GIVEN TASK - Transcribe the material verbatim in full; the pictures do not belong in the copy.

Stored data entries -

• • • •

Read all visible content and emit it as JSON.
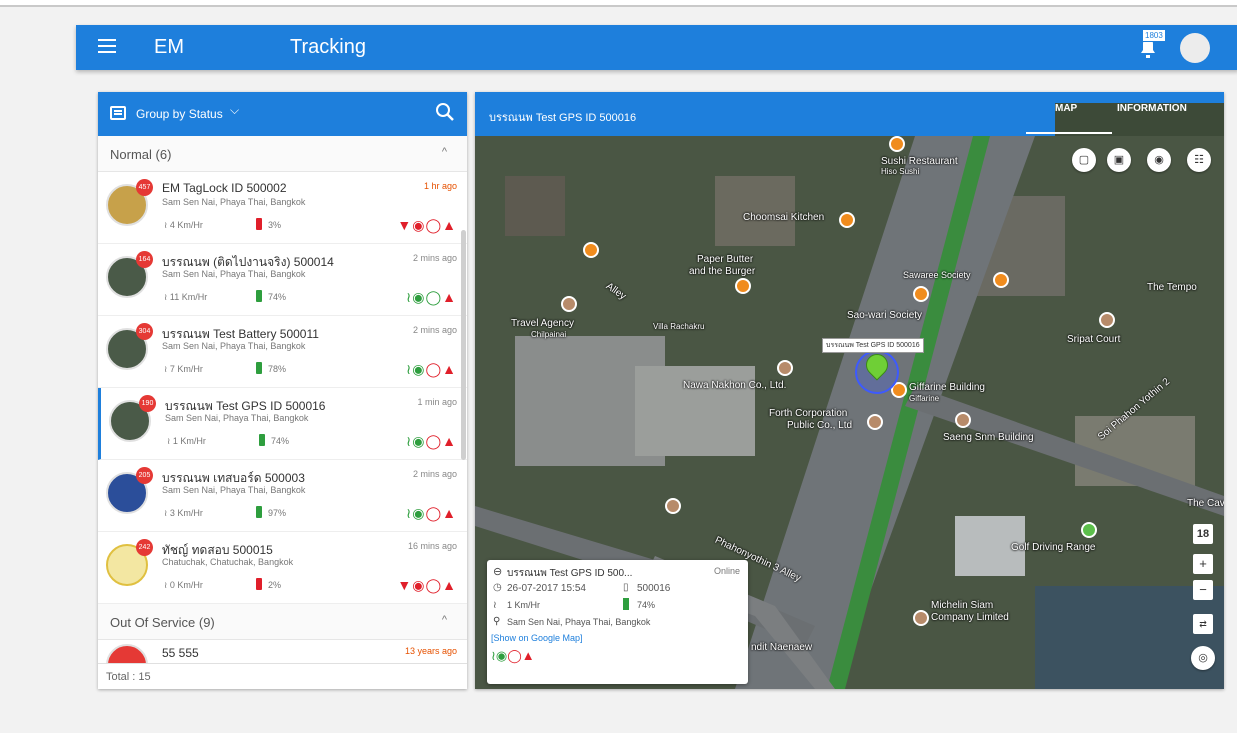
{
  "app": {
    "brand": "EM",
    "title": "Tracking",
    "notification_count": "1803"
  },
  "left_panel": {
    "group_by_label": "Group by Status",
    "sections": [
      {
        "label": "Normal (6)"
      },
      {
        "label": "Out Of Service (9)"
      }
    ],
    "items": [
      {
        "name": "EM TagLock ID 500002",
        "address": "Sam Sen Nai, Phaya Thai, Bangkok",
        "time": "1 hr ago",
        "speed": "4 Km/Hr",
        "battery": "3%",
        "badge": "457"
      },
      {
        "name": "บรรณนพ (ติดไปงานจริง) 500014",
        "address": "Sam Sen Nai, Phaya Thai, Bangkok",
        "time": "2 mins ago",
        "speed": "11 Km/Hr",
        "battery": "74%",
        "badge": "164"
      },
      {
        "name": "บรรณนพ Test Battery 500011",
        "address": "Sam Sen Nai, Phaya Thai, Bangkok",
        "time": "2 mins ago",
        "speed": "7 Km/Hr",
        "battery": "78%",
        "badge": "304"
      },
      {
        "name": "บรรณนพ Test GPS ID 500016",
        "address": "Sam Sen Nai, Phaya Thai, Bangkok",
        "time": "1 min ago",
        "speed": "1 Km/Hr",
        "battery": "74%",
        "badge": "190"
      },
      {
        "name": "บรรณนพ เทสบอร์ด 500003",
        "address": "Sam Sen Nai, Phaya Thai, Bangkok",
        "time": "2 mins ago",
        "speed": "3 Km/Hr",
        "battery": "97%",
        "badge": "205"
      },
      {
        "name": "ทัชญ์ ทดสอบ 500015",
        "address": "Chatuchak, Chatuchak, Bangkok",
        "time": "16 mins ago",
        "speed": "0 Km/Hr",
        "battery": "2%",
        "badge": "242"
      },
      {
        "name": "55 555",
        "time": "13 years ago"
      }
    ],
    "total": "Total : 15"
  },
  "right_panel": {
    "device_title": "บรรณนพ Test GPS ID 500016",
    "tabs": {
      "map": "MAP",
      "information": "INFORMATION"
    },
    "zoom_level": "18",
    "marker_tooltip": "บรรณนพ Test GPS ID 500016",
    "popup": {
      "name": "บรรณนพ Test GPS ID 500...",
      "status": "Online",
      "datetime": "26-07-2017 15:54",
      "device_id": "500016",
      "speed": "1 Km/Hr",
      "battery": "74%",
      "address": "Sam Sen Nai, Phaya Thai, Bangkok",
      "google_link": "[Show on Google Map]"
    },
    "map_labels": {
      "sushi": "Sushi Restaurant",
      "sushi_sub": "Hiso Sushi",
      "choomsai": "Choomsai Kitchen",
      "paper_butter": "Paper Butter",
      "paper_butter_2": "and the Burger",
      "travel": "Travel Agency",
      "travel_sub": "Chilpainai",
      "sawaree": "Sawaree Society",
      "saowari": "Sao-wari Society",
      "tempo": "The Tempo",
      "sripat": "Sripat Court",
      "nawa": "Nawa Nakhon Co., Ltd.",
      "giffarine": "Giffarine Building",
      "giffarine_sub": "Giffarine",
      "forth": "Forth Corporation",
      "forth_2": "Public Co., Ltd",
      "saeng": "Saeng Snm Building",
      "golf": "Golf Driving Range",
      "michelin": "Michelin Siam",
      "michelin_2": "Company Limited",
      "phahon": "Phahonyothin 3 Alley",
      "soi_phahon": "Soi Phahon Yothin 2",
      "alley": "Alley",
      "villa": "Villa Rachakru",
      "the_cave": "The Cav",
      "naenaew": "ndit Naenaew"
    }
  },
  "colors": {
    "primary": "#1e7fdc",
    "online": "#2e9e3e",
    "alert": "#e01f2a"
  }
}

• • • •

SOLVED EXERCISE -
Read all visible content and emit it as JSON.
{
  "app": {
    "brand": "EM",
    "title": "Tracking",
    "notification_count": "1803"
  },
  "left_panel": {
    "group_by_label": "Group by Status",
    "sections": [
      {
        "label": "Normal (6)"
      },
      {
        "label": "Out Of Service (9)"
      }
    ],
    "items": [
      {
        "name": "EM TagLock ID 500002",
        "address": "Sam Sen Nai, Phaya Thai, Bangkok",
        "time": "1 hr ago",
        "speed": "4 Km/Hr",
        "battery": "3%",
        "badge": "457"
      },
      {
        "name": "บรรณนพ (ติดไปงานจริง) 500014",
        "address": "Sam Sen Nai, Phaya Thai, Bangkok",
        "time": "2 mins ago",
        "speed": "11 Km/Hr",
        "battery": "74%",
        "badge": "164"
      },
      {
        "name": "บรรณนพ Test Battery 500011",
        "address": "Sam Sen Nai, Phaya Thai, Bangkok",
        "time": "2 mins ago",
        "speed": "7 Km/Hr",
        "battery": "78%",
        "badge": "304"
      },
      {
        "name": "บรรณนพ Test GPS ID 500016",
        "address": "Sam Sen Nai, Phaya Thai, Bangkok",
        "time": "1 min ago",
        "speed": "1 Km/Hr",
        "battery": "74%",
        "badge": "190"
      },
      {
        "name": "บรรณนพ เทสบอร์ด 500003",
        "address": "Sam Sen Nai, Phaya Thai, Bangkok",
        "time": "2 mins ago",
        "speed": "3 Km/Hr",
        "battery": "97%",
        "badge": "205"
      },
      {
        "name": "ทัชญ์ ทดสอบ 500015",
        "address": "Chatuchak, Chatuchak, Bangkok",
        "time": "16 mins ago",
        "speed": "0 Km/Hr",
        "battery": "2%",
        "badge": "242"
      },
      {
        "name": "55 555",
        "time": "13 years ago"
      }
    ],
    "total": "Total : 15"
  },
  "right_panel": {
    "device_title": "บรรณนพ Test GPS ID 500016",
    "tabs": {
      "map": "MAP",
      "information": "INFORMATION"
    },
    "zoom_level": "18",
    "marker_tooltip": "บรรณนพ Test GPS ID 500016",
    "popup": {
      "name": "บรรณนพ Test GPS ID 500...",
      "status": "Online",
      "datetime": "26-07-2017 15:54",
      "device_id": "500016",
      "speed": "1 Km/Hr",
      "battery": "74%",
      "address": "Sam Sen Nai, Phaya Thai, Bangkok",
      "google_link": "[Show on Google Map]"
    },
    "map_labels": {
      "sushi": "Sushi Restaurant",
      "sushi_sub": "Hiso Sushi",
      "choomsai": "Choomsai Kitchen",
      "paper_butter": "Paper Butter",
      "paper_butter_2": "and the Burger",
      "travel": "Travel Agency",
      "travel_sub": "Chilpainai",
      "sawaree": "Sawaree Society",
      "saowari": "Sao-wari Society",
      "tempo": "The Tempo",
      "sripat": "Sripat Court",
      "nawa": "Nawa Nakhon Co., Ltd.",
      "giffarine": "Giffarine Building",
      "giffarine_sub": "Giffarine",
      "forth": "Forth Corporation",
      "forth_2": "Public Co., Ltd",
      "saeng": "Saeng Snm Building",
      "golf": "Golf Driving Range",
      "michelin": "Michelin Siam",
      "michelin_2": "Company Limited",
      "phahon": "Phahonyothin 3 Alley",
      "soi_phahon": "Soi Phahon Yothin 2",
      "alley": "Alley",
      "villa": "Villa Rachakru",
      "the_cave": "The Cav",
      "naenaew": "ndit Naenaew"
    }
  },
  "colors": {
    "primary": "#1e7fdc",
    "online": "#2e9e3e",
    "alert": "#e01f2a"
  }
}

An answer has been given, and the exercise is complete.